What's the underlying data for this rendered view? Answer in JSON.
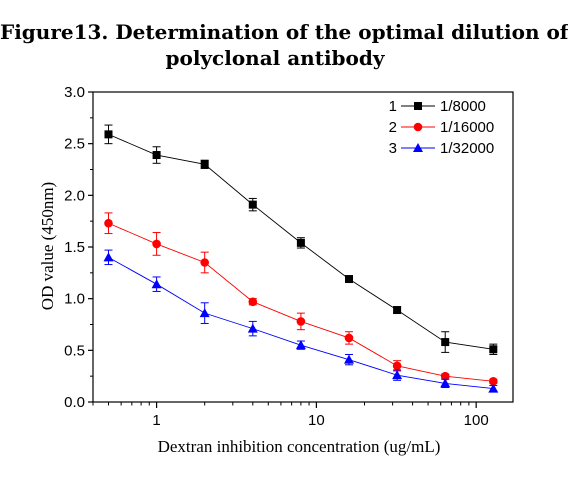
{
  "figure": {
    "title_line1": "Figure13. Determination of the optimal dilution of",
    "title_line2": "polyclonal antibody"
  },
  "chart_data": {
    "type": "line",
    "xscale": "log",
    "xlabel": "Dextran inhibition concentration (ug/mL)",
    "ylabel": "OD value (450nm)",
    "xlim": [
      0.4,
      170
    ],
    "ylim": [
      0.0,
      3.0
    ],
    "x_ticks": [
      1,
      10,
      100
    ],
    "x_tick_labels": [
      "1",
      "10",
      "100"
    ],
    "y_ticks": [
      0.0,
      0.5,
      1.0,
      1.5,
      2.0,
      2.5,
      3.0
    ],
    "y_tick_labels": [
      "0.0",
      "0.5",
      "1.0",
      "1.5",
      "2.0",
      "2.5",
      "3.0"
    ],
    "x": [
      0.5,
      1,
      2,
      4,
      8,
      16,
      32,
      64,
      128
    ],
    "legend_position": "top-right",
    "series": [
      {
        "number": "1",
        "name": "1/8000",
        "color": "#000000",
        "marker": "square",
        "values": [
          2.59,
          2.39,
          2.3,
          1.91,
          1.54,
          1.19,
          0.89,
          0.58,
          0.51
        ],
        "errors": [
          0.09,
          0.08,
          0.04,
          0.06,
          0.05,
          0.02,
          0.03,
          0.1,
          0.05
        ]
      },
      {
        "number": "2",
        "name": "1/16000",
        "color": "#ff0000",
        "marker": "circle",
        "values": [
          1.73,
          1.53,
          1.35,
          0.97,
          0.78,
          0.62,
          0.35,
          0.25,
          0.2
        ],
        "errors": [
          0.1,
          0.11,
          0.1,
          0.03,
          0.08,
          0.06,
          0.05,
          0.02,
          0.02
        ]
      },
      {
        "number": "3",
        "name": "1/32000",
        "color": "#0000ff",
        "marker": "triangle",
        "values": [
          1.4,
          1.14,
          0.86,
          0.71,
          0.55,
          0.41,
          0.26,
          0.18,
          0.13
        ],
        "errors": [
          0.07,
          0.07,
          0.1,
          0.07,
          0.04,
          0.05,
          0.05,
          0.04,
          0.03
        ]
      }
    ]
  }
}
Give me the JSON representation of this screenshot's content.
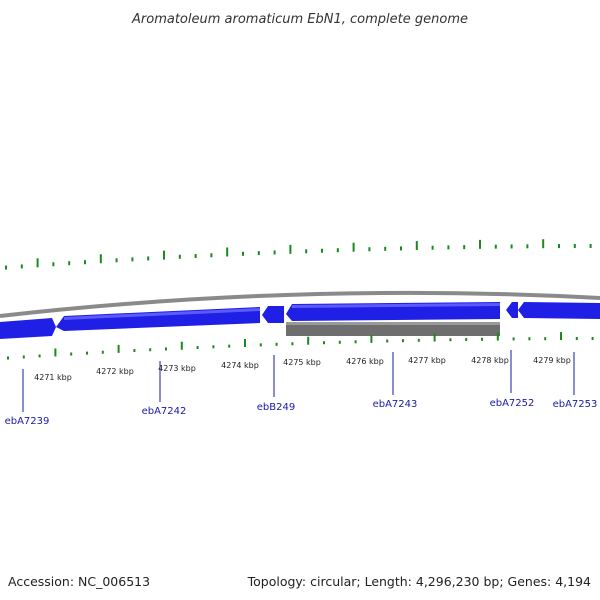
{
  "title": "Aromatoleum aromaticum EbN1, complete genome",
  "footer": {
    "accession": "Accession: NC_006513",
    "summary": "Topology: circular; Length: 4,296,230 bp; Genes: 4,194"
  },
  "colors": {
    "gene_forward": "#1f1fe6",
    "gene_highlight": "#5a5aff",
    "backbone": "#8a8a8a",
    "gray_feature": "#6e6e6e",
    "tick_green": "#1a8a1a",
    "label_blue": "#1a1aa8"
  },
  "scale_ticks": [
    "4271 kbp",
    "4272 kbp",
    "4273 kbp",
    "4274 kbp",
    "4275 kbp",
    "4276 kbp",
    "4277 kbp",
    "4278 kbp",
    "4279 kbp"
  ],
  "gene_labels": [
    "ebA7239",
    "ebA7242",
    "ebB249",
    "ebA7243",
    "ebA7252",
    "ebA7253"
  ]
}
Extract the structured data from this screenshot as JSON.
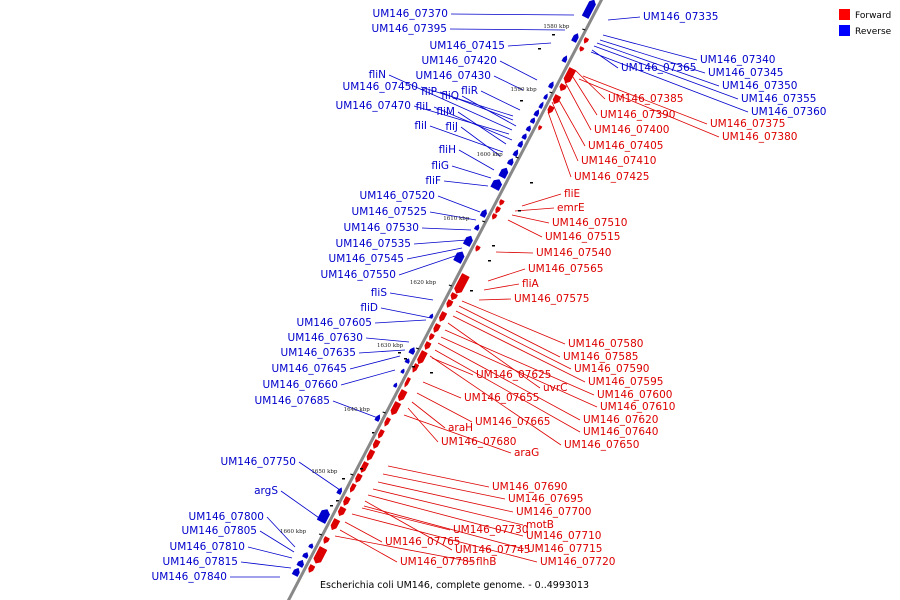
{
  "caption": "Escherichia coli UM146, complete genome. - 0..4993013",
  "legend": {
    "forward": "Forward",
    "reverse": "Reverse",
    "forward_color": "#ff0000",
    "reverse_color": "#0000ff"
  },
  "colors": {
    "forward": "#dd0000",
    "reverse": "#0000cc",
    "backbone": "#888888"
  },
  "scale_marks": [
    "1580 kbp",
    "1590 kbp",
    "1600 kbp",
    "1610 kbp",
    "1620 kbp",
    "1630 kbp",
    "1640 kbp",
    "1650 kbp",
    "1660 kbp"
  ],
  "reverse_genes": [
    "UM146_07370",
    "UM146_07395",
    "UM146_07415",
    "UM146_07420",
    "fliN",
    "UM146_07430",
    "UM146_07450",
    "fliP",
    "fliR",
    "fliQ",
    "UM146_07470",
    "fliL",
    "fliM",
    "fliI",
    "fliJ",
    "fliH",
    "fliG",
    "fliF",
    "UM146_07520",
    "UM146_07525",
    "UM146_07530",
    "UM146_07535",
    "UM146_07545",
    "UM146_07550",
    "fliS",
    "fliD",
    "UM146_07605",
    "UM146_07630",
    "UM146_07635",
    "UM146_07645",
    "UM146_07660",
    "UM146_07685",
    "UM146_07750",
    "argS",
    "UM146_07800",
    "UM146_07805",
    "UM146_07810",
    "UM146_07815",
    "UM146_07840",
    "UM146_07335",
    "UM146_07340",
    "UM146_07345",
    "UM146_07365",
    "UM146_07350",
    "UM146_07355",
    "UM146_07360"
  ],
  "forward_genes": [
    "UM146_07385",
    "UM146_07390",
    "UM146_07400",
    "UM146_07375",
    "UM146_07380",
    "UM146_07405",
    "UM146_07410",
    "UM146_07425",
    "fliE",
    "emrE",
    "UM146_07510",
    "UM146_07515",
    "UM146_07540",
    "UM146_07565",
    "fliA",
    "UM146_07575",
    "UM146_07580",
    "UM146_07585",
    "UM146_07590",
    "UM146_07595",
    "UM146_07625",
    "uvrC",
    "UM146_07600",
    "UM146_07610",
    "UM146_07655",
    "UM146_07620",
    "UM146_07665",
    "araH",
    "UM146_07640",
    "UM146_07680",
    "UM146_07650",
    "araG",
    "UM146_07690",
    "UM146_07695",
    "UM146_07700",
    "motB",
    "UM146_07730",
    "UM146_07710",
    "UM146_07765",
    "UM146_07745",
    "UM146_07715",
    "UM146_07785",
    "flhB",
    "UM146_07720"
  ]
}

========

| WORK REQUEST |
The aim is an exact repeat of the entire listing, stripped of pictures.

| TASK SOLUTION |
What's the underlying data for this rendered view? Answer in JSON.
{
  "figure": {
    "title_line1": "Figure13. Determination of the optimal dilution of",
    "title_line2": "polyclonal antibody"
  },
  "chart_data": {
    "type": "line",
    "xscale": "log",
    "xlabel": "Dextran inhibition concentration (ug/mL)",
    "ylabel": "OD value (450nm)",
    "xlim": [
      0.4,
      170
    ],
    "ylim": [
      0.0,
      3.0
    ],
    "x_ticks": [
      1,
      10,
      100
    ],
    "x_tick_labels": [
      "1",
      "10",
      "100"
    ],
    "y_ticks": [
      0.0,
      0.5,
      1.0,
      1.5,
      2.0,
      2.5,
      3.0
    ],
    "y_tick_labels": [
      "0.0",
      "0.5",
      "1.0",
      "1.5",
      "2.0",
      "2.5",
      "3.0"
    ],
    "x": [
      0.5,
      1,
      2,
      4,
      8,
      16,
      32,
      64,
      128
    ],
    "legend_position": "top-right",
    "series": [
      {
        "number": "1",
        "name": "1/8000",
        "color": "#000000",
        "marker": "square",
        "values": [
          2.59,
          2.39,
          2.3,
          1.91,
          1.54,
          1.19,
          0.89,
          0.58,
          0.51
        ],
        "errors": [
          0.09,
          0.08,
          0.04,
          0.06,
          0.05,
          0.02,
          0.03,
          0.1,
          0.05
        ]
      },
      {
        "number": "2",
        "name": "1/16000",
        "color": "#ff0000",
        "marker": "circle",
        "values": [
          1.73,
          1.53,
          1.35,
          0.97,
          0.78,
          0.62,
          0.35,
          0.25,
          0.2
        ],
        "errors": [
          0.1,
          0.11,
          0.1,
          0.03,
          0.08,
          0.06,
          0.05,
          0.02,
          0.02
        ]
      },
      {
        "number": "3",
        "name": "1/32000",
        "color": "#0000ff",
        "marker": "triangle",
        "values": [
          1.4,
          1.14,
          0.86,
          0.71,
          0.55,
          0.41,
          0.26,
          0.18,
          0.13
        ],
        "errors": [
          0.07,
          0.07,
          0.1,
          0.07,
          0.04,
          0.05,
          0.05,
          0.04,
          0.03
        ]
      }
    ]
  }
}
Give me the JSON representation of this screenshot's content.
{
  "title": "Aromatoleum aromaticum EbN1, complete genome",
  "footer": {
    "accession": "Accession: NC_006513",
    "summary": "Topology: circular; Length: 4,296,230 bp; Genes: 4,194"
  },
  "colors": {
    "gene_forward": "#1f1fe6",
    "gene_highlight": "#5a5aff",
    "backbone": "#8a8a8a",
    "gray_feature": "#6e6e6e",
    "tick_green": "#1a8a1a",
    "label_blue": "#1a1aa8"
  },
  "scale_ticks": [
    "4271 kbp",
    "4272 kbp",
    "4273 kbp",
    "4274 kbp",
    "4275 kbp",
    "4276 kbp",
    "4277 kbp",
    "4278 kbp",
    "4279 kbp"
  ],
  "gene_labels": [
    "ebA7239",
    "ebA7242",
    "ebB249",
    "ebA7243",
    "ebA7252",
    "ebA7253"
  ]
}
Extract the structured data from this screenshot as JSON.
{
  "caption": "Escherichia coli UM146, complete genome. - 0..4993013",
  "legend": {
    "forward": "Forward",
    "reverse": "Reverse",
    "forward_color": "#ff0000",
    "reverse_color": "#0000ff"
  },
  "colors": {
    "forward": "#dd0000",
    "reverse": "#0000cc",
    "backbone": "#888888"
  },
  "scale_marks": [
    "1580 kbp",
    "1590 kbp",
    "1600 kbp",
    "1610 kbp",
    "1620 kbp",
    "1630 kbp",
    "1640 kbp",
    "1650 kbp",
    "1660 kbp"
  ],
  "reverse_genes": [
    "UM146_07370",
    "UM146_07395",
    "UM146_07415",
    "UM146_07420",
    "fliN",
    "UM146_07430",
    "UM146_07450",
    "fliP",
    "fliR",
    "fliQ",
    "UM146_07470",
    "fliL",
    "fliM",
    "fliI",
    "fliJ",
    "fliH",
    "fliG",
    "fliF",
    "UM146_07520",
    "UM146_07525",
    "UM146_07530",
    "UM146_07535",
    "UM146_07545",
    "UM146_07550",
    "fliS",
    "fliD",
    "UM146_07605",
    "UM146_07630",
    "UM146_07635",
    "UM146_07645",
    "UM146_07660",
    "UM146_07685",
    "UM146_07750",
    "argS",
    "UM146_07800",
    "UM146_07805",
    "UM146_07810",
    "UM146_07815",
    "UM146_07840",
    "UM146_07335",
    "UM146_07340",
    "UM146_07345",
    "UM146_07365",
    "UM146_07350",
    "UM146_07355",
    "UM146_07360"
  ],
  "forward_genes": [
    "UM146_07385",
    "UM146_07390",
    "UM146_07400",
    "UM146_07375",
    "UM146_07380",
    "UM146_07405",
    "UM146_07410",
    "UM146_07425",
    "fliE",
    "emrE",
    "UM146_07510",
    "UM146_07515",
    "UM146_07540",
    "UM146_07565",
    "fliA",
    "UM146_07575",
    "UM146_07580",
    "UM146_07585",
    "UM146_07590",
    "UM146_07595",
    "UM146_07625",
    "uvrC",
    "UM146_07600",
    "UM146_07610",
    "UM146_07655",
    "UM146_07620",
    "UM146_07665",
    "araH",
    "UM146_07640",
    "UM146_07680",
    "UM146_07650",
    "araG",
    "UM146_07690",
    "UM146_07695",
    "UM146_07700",
    "motB",
    "UM146_07730",
    "UM146_07710",
    "UM146_07765",
    "UM146_07745",
    "UM146_07715",
    "UM146_07785",
    "flhB",
    "UM146_07720"
  ]
}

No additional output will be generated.